## Problem description
Retype every line of the records below without changing anything.

Layout annotation data
-.-.-
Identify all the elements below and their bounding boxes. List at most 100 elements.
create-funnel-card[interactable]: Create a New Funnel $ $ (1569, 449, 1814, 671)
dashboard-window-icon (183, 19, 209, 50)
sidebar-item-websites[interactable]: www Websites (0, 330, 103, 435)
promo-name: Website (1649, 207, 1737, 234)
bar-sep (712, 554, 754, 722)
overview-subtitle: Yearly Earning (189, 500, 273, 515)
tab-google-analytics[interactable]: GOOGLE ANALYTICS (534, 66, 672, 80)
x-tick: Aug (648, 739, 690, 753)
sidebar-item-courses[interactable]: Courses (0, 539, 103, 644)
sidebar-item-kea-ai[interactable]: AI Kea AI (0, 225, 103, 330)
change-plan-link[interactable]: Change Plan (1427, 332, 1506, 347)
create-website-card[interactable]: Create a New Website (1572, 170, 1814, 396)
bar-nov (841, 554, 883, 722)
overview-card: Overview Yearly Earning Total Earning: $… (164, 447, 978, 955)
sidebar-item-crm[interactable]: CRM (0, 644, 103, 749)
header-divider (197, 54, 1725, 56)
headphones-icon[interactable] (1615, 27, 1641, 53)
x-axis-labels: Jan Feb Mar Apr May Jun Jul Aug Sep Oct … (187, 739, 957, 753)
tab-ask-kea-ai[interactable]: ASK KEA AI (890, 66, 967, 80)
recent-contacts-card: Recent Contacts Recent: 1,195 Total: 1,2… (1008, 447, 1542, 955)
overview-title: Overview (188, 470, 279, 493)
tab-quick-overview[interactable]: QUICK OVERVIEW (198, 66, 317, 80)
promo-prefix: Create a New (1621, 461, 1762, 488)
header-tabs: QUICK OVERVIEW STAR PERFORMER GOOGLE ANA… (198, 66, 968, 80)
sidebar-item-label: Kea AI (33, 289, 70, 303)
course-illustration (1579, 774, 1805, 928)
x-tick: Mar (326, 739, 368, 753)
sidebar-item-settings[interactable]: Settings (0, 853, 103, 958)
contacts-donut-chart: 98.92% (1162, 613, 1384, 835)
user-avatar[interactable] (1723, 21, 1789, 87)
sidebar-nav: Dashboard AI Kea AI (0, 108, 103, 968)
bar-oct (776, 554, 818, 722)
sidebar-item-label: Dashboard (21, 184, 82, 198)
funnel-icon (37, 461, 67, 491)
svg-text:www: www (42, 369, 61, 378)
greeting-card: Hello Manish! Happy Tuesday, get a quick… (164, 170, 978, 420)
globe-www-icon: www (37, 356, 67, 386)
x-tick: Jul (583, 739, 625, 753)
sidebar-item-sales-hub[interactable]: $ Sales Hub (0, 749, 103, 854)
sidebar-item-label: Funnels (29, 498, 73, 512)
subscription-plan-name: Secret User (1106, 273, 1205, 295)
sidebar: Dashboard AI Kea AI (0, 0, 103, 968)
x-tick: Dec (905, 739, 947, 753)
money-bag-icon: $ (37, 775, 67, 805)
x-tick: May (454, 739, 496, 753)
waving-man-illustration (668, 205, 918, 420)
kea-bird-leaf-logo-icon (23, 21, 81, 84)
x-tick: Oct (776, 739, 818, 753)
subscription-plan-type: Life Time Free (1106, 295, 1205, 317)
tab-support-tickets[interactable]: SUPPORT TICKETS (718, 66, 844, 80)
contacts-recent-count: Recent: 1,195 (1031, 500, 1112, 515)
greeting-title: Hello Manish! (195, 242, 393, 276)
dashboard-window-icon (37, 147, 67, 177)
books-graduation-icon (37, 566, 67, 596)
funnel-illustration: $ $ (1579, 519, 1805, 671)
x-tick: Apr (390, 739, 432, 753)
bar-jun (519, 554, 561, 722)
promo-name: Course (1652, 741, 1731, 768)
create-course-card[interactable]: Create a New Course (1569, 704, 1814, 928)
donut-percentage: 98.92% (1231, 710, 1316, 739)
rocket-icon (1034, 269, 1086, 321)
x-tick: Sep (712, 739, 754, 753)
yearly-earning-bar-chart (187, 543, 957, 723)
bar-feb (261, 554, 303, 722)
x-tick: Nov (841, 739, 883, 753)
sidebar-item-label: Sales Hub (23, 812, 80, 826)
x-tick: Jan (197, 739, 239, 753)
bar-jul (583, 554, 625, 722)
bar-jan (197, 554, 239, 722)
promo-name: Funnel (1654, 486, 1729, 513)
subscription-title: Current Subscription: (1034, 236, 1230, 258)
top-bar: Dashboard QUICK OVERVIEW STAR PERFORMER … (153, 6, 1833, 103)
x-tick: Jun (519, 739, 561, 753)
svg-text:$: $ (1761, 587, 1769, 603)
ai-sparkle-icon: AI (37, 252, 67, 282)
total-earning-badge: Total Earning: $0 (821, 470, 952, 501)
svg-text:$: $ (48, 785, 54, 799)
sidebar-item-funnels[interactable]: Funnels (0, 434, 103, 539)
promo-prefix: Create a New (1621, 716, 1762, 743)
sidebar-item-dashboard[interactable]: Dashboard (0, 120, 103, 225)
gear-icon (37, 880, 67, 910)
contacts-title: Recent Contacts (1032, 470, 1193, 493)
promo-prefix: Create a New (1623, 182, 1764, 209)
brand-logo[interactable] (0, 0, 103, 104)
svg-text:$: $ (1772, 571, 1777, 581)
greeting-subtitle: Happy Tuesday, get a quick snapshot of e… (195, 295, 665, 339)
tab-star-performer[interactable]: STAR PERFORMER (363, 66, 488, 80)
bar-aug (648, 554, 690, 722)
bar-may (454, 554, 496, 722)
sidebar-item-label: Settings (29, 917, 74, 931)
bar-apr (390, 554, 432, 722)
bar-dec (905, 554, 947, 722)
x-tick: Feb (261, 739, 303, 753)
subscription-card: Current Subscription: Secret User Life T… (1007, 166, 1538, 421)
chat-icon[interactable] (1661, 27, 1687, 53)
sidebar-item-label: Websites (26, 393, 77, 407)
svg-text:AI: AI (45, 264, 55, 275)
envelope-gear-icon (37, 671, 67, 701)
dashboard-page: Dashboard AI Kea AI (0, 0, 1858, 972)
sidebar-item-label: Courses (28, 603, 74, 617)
-.-.-
## Expected answer
Identify all the elements below and their bounding boxes. List at most 100 elements.
create-funnel-card[interactable]: Create a New Funnel $ $ (1569, 449, 1814, 671)
dashboard-window-icon (183, 19, 209, 50)
sidebar-item-websites[interactable]: www Websites (0, 330, 103, 435)
promo-name: Website (1649, 207, 1737, 234)
bar-sep (712, 554, 754, 722)
overview-subtitle: Yearly Earning (189, 500, 273, 515)
tab-google-analytics[interactable]: GOOGLE ANALYTICS (534, 66, 672, 80)
x-tick: Aug (648, 739, 690, 753)
sidebar-item-courses[interactable]: Courses (0, 539, 103, 644)
sidebar-item-kea-ai[interactable]: AI Kea AI (0, 225, 103, 330)
change-plan-link[interactable]: Change Plan (1427, 332, 1506, 347)
create-website-card[interactable]: Create a New Website (1572, 170, 1814, 396)
bar-nov (841, 554, 883, 722)
overview-card: Overview Yearly Earning Total Earning: $… (164, 447, 978, 955)
sidebar-item-crm[interactable]: CRM (0, 644, 103, 749)
header-divider (197, 54, 1725, 56)
headphones-icon[interactable] (1615, 27, 1641, 53)
x-axis-labels: Jan Feb Mar Apr May Jun Jul Aug Sep Oct … (187, 739, 957, 753)
tab-ask-kea-ai[interactable]: ASK KEA AI (890, 66, 967, 80)
recent-contacts-card: Recent Contacts Recent: 1,195 Total: 1,2… (1008, 447, 1542, 955)
overview-title: Overview (188, 470, 279, 493)
tab-quick-overview[interactable]: QUICK OVERVIEW (198, 66, 317, 80)
promo-prefix: Create a New (1621, 461, 1762, 488)
header-tabs: QUICK OVERVIEW STAR PERFORMER GOOGLE ANA… (198, 66, 968, 80)
sidebar-item-label: Kea AI (33, 289, 70, 303)
course-illustration (1579, 774, 1805, 928)
x-tick: Mar (326, 739, 368, 753)
sidebar-item-settings[interactable]: Settings (0, 853, 103, 958)
contacts-donut-chart: 98.92% (1162, 613, 1384, 835)
user-avatar[interactable] (1723, 21, 1789, 87)
sidebar-nav: Dashboard AI Kea AI (0, 108, 103, 968)
bar-oct (776, 554, 818, 722)
sidebar-item-label: Dashboard (21, 184, 82, 198)
funnel-icon (37, 461, 67, 491)
svg-text:www: www (42, 369, 61, 378)
greeting-card: Hello Manish! Happy Tuesday, get a quick… (164, 170, 978, 420)
globe-www-icon: www (37, 356, 67, 386)
x-tick: Jul (583, 739, 625, 753)
sidebar-item-sales-hub[interactable]: $ Sales Hub (0, 749, 103, 854)
sidebar-item-label: Funnels (29, 498, 73, 512)
subscription-plan-name: Secret User (1106, 273, 1205, 295)
sidebar: Dashboard AI Kea AI (0, 0, 103, 968)
x-tick: Dec (905, 739, 947, 753)
money-bag-icon: $ (37, 775, 67, 805)
x-tick: May (454, 739, 496, 753)
waving-man-illustration (668, 205, 918, 420)
kea-bird-leaf-logo-icon (23, 21, 81, 84)
x-tick: Oct (776, 739, 818, 753)
subscription-plan-type: Life Time Free (1106, 295, 1205, 317)
tab-support-tickets[interactable]: SUPPORT TICKETS (718, 66, 844, 80)
contacts-recent-count: Recent: 1,195 (1031, 500, 1112, 515)
greeting-title: Hello Manish! (195, 242, 393, 276)
dashboard-window-icon (37, 147, 67, 177)
books-graduation-icon (37, 566, 67, 596)
funnel-illustration: $ $ (1579, 519, 1805, 671)
x-tick: Apr (390, 739, 432, 753)
bar-jun (519, 554, 561, 722)
promo-name: Course (1652, 741, 1731, 768)
create-course-card[interactable]: Create a New Course (1569, 704, 1814, 928)
donut-percentage: 98.92% (1231, 710, 1316, 739)
rocket-icon (1034, 269, 1086, 321)
x-tick: Sep (712, 739, 754, 753)
yearly-earning-bar-chart (187, 543, 957, 723)
bar-feb (261, 554, 303, 722)
x-tick: Nov (841, 739, 883, 753)
sidebar-item-label: Sales Hub (23, 812, 80, 826)
x-tick: Jan (197, 739, 239, 753)
bar-jul (583, 554, 625, 722)
bar-jan (197, 554, 239, 722)
promo-name: Funnel (1654, 486, 1729, 513)
subscription-title: Current Subscription: (1034, 236, 1230, 258)
top-bar: Dashboard QUICK OVERVIEW STAR PERFORMER … (153, 6, 1833, 103)
x-tick: Jun (519, 739, 561, 753)
svg-text:$: $ (1761, 587, 1769, 603)
ai-sparkle-icon: AI (37, 252, 67, 282)
total-earning-badge: Total Earning: $0 (821, 470, 952, 501)
svg-text:$: $ (48, 785, 54, 799)
sidebar-item-funnels[interactable]: Funnels (0, 434, 103, 539)
promo-prefix: Create a New (1621, 716, 1762, 743)
sidebar-item-dashboard[interactable]: Dashboard (0, 120, 103, 225)
gear-icon (37, 880, 67, 910)
contacts-title: Recent Contacts (1032, 470, 1193, 493)
promo-prefix: Create a New (1623, 182, 1764, 209)
brand-logo[interactable] (0, 0, 103, 104)
svg-text:$: $ (1772, 571, 1777, 581)
greeting-subtitle: Happy Tuesday, get a quick snapshot of e… (195, 295, 665, 339)
tab-star-performer[interactable]: STAR PERFORMER (363, 66, 488, 80)
bar-aug (648, 554, 690, 722)
bar-may (454, 554, 496, 722)
sidebar-item-label: Settings (29, 917, 74, 931)
bar-apr (390, 554, 432, 722)
bar-dec (905, 554, 947, 722)
x-tick: Feb (261, 739, 303, 753)
subscription-card: Current Subscription: Secret User Life T… (1007, 166, 1538, 421)
chat-icon[interactable] (1661, 27, 1687, 53)
sidebar-item-label: Websites (26, 393, 77, 407)
svg-text:AI: AI (45, 264, 55, 275)
envelope-gear-icon (37, 671, 67, 701)
dashboard-page: Dashboard AI Kea AI (0, 0, 1858, 972)
sidebar-item-label: Courses (28, 603, 74, 617)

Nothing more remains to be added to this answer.